### Provided data

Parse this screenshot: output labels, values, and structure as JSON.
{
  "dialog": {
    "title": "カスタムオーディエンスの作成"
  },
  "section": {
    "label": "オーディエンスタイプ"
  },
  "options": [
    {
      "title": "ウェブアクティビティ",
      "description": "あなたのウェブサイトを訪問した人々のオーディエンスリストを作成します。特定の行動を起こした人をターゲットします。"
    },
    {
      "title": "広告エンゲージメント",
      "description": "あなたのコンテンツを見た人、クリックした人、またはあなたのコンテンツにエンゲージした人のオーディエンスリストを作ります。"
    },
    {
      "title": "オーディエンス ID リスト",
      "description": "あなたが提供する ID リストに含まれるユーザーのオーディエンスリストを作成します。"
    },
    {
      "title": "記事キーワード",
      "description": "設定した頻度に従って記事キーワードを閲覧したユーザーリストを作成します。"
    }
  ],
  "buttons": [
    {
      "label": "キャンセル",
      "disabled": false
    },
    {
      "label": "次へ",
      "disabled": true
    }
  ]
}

### Goal of the exercise
Your task is to gather all lines from the entries above that hold the word "title".

### Exercise solution
    "title": "カスタムオーディエンスの作成"
      "title": "ウェブアクティビティ",
      "title": "広告エンゲージメント",
      "title": "オーディエンス ID リスト",
      "title": "記事キーワード",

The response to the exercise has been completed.